Dataset excerpts
* Begin *

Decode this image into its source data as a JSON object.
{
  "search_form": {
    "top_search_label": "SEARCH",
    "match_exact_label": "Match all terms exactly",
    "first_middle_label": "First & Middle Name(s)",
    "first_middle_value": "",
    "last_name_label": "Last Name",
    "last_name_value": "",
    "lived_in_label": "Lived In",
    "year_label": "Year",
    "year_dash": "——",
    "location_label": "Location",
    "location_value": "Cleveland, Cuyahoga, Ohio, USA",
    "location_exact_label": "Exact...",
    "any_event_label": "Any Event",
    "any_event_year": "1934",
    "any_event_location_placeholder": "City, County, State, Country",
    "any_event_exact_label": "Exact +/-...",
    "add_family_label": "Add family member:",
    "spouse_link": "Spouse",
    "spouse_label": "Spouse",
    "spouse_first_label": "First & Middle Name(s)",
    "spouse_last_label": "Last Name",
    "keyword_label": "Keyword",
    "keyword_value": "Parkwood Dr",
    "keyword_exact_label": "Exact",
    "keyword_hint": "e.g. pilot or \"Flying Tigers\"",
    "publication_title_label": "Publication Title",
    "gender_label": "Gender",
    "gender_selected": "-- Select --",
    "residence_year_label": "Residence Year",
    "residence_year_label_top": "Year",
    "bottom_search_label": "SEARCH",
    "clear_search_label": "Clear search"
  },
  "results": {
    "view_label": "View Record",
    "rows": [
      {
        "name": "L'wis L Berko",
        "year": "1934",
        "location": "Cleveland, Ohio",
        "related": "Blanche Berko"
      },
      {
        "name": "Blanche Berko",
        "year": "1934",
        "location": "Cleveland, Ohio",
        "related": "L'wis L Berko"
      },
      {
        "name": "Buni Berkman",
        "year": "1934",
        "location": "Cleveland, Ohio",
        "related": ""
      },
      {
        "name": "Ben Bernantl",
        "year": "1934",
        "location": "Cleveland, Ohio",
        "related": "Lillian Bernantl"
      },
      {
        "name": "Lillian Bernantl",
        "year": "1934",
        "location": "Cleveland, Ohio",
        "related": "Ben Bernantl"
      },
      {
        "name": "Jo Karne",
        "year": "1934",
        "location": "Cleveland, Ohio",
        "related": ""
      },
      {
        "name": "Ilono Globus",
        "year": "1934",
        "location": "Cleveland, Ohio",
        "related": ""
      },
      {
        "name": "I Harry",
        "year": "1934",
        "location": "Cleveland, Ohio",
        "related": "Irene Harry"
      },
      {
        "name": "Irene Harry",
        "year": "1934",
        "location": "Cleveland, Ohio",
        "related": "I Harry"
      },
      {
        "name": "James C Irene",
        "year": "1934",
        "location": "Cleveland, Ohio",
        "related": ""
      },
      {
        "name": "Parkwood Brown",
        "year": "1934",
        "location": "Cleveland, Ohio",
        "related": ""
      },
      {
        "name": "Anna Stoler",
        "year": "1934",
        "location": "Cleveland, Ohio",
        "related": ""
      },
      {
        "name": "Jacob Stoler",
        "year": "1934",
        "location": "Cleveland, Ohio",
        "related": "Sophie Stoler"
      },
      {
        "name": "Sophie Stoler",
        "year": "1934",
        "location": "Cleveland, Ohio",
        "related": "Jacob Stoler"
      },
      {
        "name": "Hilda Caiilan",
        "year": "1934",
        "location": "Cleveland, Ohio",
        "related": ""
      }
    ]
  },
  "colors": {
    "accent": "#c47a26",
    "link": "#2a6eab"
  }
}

* End *

Above are the records; retype every one exactly.

Decode this image into its source data as a JSON object.
{
  "search_form": {
    "top_search_label": "SEARCH",
    "match_exact_label": "Match all terms exactly",
    "first_middle_label": "First & Middle Name(s)",
    "first_middle_value": "",
    "last_name_label": "Last Name",
    "last_name_value": "",
    "lived_in_label": "Lived In",
    "year_label": "Year",
    "year_dash": "——",
    "location_label": "Location",
    "location_value": "Cleveland, Cuyahoga, Ohio, USA",
    "location_exact_label": "Exact...",
    "any_event_label": "Any Event",
    "any_event_year": "1934",
    "any_event_location_placeholder": "City, County, State, Country",
    "any_event_exact_label": "Exact +/-...",
    "add_family_label": "Add family member:",
    "spouse_link": "Spouse",
    "spouse_label": "Spouse",
    "spouse_first_label": "First & Middle Name(s)",
    "spouse_last_label": "Last Name",
    "keyword_label": "Keyword",
    "keyword_value": "Parkwood Dr",
    "keyword_exact_label": "Exact",
    "keyword_hint": "e.g. pilot or \"Flying Tigers\"",
    "publication_title_label": "Publication Title",
    "gender_label": "Gender",
    "gender_selected": "-- Select --",
    "residence_year_label": "Residence Year",
    "residence_year_label_top": "Year",
    "bottom_search_label": "SEARCH",
    "clear_search_label": "Clear search"
  },
  "results": {
    "view_label": "View Record",
    "rows": [
      {
        "name": "L'wis L Berko",
        "year": "1934",
        "location": "Cleveland, Ohio",
        "related": "Blanche Berko"
      },
      {
        "name": "Blanche Berko",
        "year": "1934",
        "location": "Cleveland, Ohio",
        "related": "L'wis L Berko"
      },
      {
        "name": "Buni Berkman",
        "year": "1934",
        "location": "Cleveland, Ohio",
        "related": ""
      },
      {
        "name": "Ben Bernantl",
        "year": "1934",
        "location": "Cleveland, Ohio",
        "related": "Lillian Bernantl"
      },
      {
        "name": "Lillian Bernantl",
        "year": "1934",
        "location": "Cleveland, Ohio",
        "related": "Ben Bernantl"
      },
      {
        "name": "Jo Karne",
        "year": "1934",
        "location": "Cleveland, Ohio",
        "related": ""
      },
      {
        "name": "Ilono Globus",
        "year": "1934",
        "location": "Cleveland, Ohio",
        "related": ""
      },
      {
        "name": "I Harry",
        "year": "1934",
        "location": "Cleveland, Ohio",
        "related": "Irene Harry"
      },
      {
        "name": "Irene Harry",
        "year": "1934",
        "location": "Cleveland, Ohio",
        "related": "I Harry"
      },
      {
        "name": "James C Irene",
        "year": "1934",
        "location": "Cleveland, Ohio",
        "related": ""
      },
      {
        "name": "Parkwood Brown",
        "year": "1934",
        "location": "Cleveland, Ohio",
        "related": ""
      },
      {
        "name": "Anna Stoler",
        "year": "1934",
        "location": "Cleveland, Ohio",
        "related": ""
      },
      {
        "name": "Jacob Stoler",
        "year": "1934",
        "location": "Cleveland, Ohio",
        "related": "Sophie Stoler"
      },
      {
        "name": "Sophie Stoler",
        "year": "1934",
        "location": "Cleveland, Ohio",
        "related": "Jacob Stoler"
      },
      {
        "name": "Hilda Caiilan",
        "year": "1934",
        "location": "Cleveland, Ohio",
        "related": ""
      }
    ]
  },
  "colors": {
    "accent": "#c47a26",
    "link": "#2a6eab"
  }
}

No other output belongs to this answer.